Written instruction:
List each line of the data that holds the string "arviointisuunnitelma", please.

Saved data entries:
-- start --

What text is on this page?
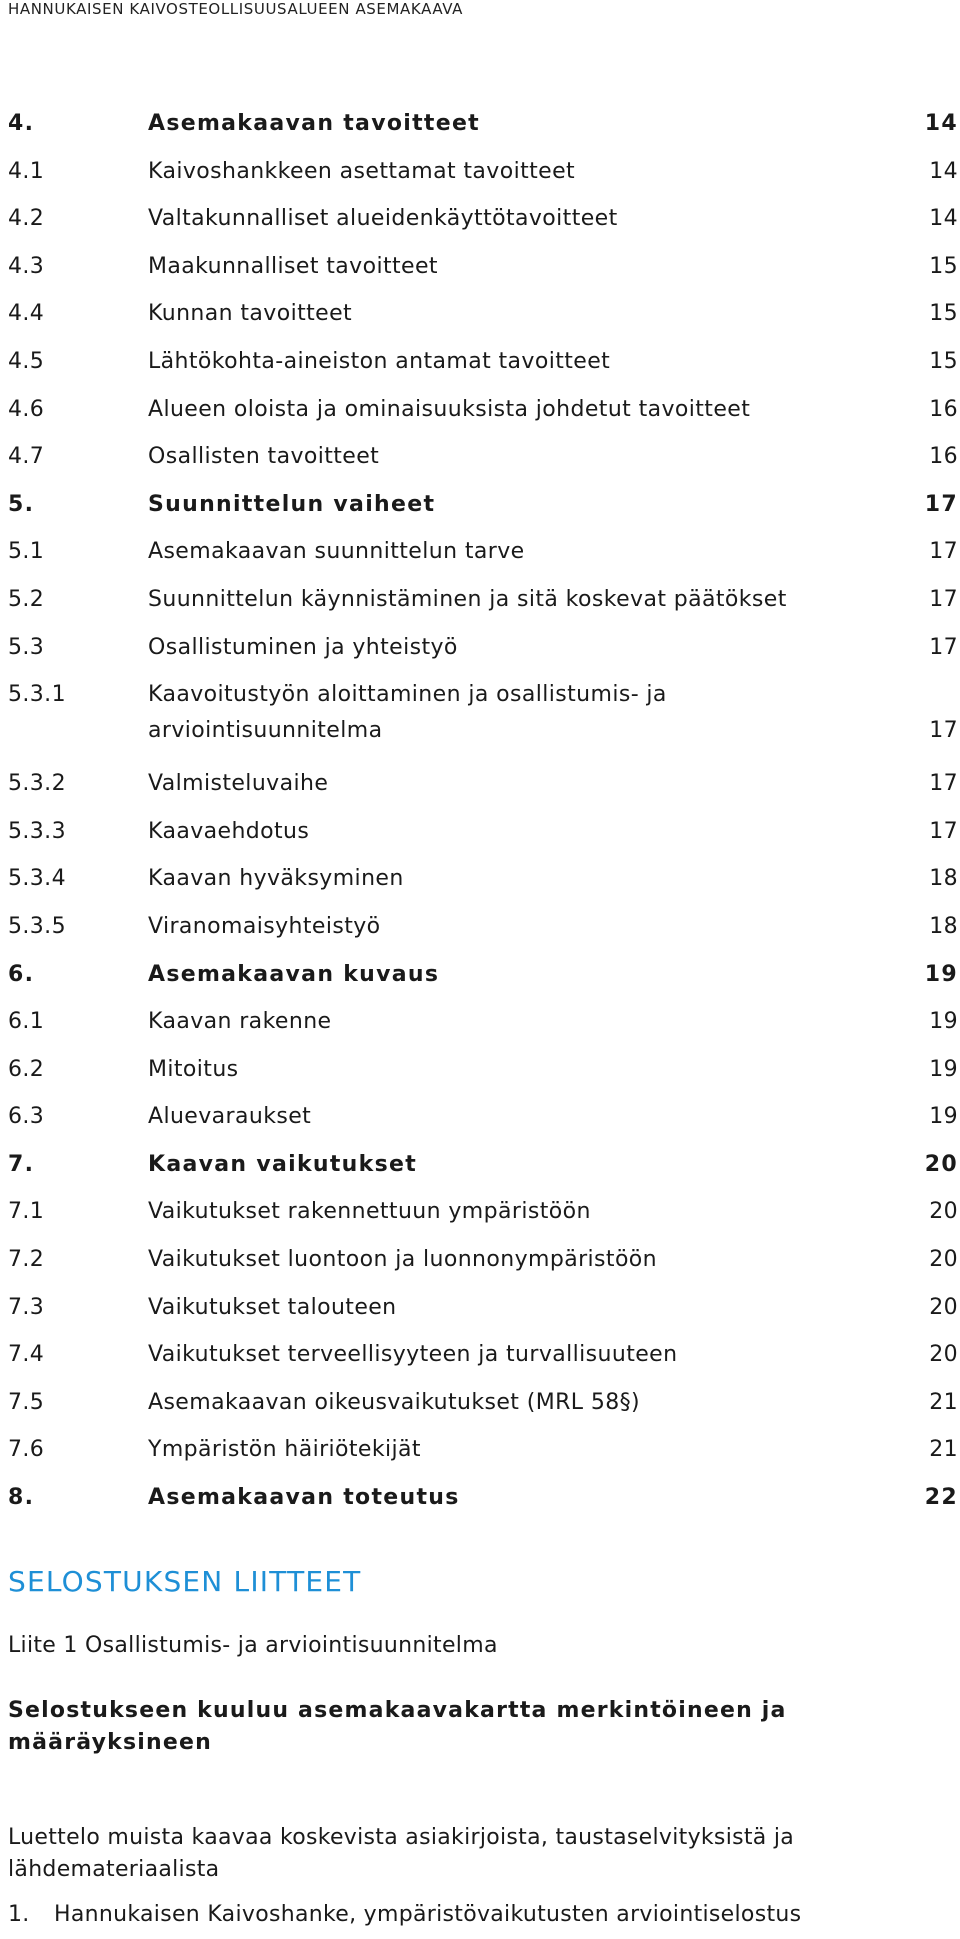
HANNUKAISEN KAIVOSTEOLLISUUSALUEEN ASEMAKAAVA
4.	Asemakaavan tavoitteet	14
4.1	Kaivoshankkeen asettamat tavoitteet	14
4.2	Valtakunnalliset alueidenkäyttötavoitteet	14
4.3	Maakunnalliset tavoitteet	15
4.4	Kunnan tavoitteet	15
4.5	Lähtökohta-aineiston antamat tavoitteet	15
4.6	Alueen oloista ja ominaisuuksista johdetut tavoitteet	16
4.7	Osallisten tavoitteet	16
5.	Suunnittelun vaiheet	17
5.1	Asemakaavan suunnittelun tarve	17
5.2	Suunnittelun käynnistäminen ja sitä koskevat päätökset	17
5.3	Osallistuminen ja yhteistyö	17
5.3.1	Kaavoitustyön aloittaminen ja osallistumis- ja
arviointisuunnitelma	17
5.3.2	Valmisteluvaihe	17
5.3.3	Kaavaehdotus	17
5.3.4	Kaavan hyväksyminen	18
5.3.5	Viranomaisyhteistyö	18
6.	Asemakaavan kuvaus	19
6.1	Kaavan rakenne	19
6.2	Mitoitus	19
6.3	Aluevaraukset	19
7.	Kaavan vaikutukset	20
7.1	Vaikutukset rakennettuun ympäristöön	20
7.2	Vaikutukset luontoon ja luonnonympäristöön	20
7.3	Vaikutukset talouteen	20
7.4	Vaikutukset terveellisyyteen ja turvallisuuteen	20
7.5	Asemakaavan oikeusvaikutukset (MRL 58§)	21
7.6	Ympäristön häiriötekijät	21
8.	Asemakaavan toteutus	22
SELOSTUKSEN LIITTEET
Liite 1 Osallistumis- ja arviointisuunnitelma
Selostukseen kuuluu asemakaavakartta merkintöineen ja
määräyksineen
Luettelo muista kaavaa koskevista asiakirjoista, taustaselvityksistä ja
lähdemateriaalista
1. Hannukaisen Kaivoshanke, ympäristövaikutusten arviointiselostus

-- end --

Correct response:
arviointisuunnitelma	17
Liite 1 Osallistumis- ja arviointisuunnitelma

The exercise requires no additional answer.